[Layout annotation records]
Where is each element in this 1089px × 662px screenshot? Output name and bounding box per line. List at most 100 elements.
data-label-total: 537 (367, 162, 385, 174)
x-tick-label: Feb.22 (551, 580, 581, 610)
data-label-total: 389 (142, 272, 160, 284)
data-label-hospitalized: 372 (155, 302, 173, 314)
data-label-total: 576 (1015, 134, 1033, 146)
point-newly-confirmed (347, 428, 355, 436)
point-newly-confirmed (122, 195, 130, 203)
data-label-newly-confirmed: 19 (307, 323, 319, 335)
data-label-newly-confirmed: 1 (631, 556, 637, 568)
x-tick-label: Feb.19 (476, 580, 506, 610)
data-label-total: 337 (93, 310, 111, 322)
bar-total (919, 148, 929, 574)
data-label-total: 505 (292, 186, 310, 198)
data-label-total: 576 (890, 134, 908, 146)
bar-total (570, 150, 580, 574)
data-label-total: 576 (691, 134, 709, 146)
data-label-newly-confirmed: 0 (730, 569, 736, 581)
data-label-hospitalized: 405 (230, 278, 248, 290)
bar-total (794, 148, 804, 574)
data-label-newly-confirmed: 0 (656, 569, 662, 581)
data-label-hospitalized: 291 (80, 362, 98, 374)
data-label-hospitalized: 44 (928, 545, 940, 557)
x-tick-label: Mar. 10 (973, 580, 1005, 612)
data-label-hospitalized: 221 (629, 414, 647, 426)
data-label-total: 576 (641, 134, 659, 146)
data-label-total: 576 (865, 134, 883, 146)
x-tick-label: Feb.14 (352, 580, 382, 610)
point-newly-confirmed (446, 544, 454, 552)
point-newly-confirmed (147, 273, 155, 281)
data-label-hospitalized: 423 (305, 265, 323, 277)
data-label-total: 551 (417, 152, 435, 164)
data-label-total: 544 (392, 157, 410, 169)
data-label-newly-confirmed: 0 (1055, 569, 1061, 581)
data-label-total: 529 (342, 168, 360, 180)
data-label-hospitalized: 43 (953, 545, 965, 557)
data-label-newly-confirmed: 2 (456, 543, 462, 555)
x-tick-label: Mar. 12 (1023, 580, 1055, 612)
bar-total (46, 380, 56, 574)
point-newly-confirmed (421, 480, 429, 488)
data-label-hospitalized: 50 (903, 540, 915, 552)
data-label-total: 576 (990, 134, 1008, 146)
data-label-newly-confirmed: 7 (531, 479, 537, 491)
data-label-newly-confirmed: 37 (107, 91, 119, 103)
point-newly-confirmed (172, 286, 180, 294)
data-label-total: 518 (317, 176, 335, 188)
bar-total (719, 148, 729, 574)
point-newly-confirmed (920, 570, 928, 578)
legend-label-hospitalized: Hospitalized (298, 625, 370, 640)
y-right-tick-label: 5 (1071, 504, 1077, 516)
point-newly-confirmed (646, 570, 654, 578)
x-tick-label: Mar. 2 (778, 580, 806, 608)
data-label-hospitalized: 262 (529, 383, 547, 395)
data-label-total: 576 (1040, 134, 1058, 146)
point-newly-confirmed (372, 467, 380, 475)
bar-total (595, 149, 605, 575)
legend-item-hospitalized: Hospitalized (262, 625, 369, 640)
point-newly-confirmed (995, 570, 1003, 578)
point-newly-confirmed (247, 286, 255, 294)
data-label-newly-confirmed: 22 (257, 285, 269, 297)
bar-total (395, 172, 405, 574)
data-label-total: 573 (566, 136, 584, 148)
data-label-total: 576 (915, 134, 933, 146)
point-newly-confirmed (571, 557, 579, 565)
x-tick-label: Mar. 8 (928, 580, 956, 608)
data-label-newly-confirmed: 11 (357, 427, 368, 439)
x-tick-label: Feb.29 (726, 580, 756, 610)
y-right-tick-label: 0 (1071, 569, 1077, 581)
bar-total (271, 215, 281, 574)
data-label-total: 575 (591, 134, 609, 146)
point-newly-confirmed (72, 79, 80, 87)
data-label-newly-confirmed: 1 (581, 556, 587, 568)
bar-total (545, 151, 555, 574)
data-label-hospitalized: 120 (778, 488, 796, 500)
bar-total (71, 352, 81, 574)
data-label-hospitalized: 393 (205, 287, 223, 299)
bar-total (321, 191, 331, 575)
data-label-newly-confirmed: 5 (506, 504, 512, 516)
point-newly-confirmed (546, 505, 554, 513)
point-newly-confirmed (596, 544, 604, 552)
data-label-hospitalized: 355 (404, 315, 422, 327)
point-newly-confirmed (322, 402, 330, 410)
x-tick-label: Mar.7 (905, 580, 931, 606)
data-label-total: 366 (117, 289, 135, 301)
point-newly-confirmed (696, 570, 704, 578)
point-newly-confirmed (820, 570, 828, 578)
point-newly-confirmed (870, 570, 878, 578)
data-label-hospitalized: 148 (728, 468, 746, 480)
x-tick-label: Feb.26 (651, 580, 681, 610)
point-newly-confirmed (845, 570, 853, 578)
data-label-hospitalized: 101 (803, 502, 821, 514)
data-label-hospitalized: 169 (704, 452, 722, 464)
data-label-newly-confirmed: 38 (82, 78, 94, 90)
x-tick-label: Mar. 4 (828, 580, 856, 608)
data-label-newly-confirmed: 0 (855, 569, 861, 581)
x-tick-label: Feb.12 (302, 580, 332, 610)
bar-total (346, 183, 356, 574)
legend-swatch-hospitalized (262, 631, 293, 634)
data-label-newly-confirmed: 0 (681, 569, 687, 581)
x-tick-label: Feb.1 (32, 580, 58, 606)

■ Exercise ■
Update everything from the start of the records down to the line containing "data-label-total: 389 (142, 272, 160, 284)", replacing "bounding box" with "enclosing box" and leaving the rest unchanged.

■ Full answer ■
Where is each element in this 1089px × 662px screenshot? Output name and enclosing box per line. List at most 100 elements.
data-label-total: 537 (367, 162, 385, 174)
x-tick-label: Feb.22 (551, 580, 581, 610)
data-label-total: 389 (142, 272, 160, 284)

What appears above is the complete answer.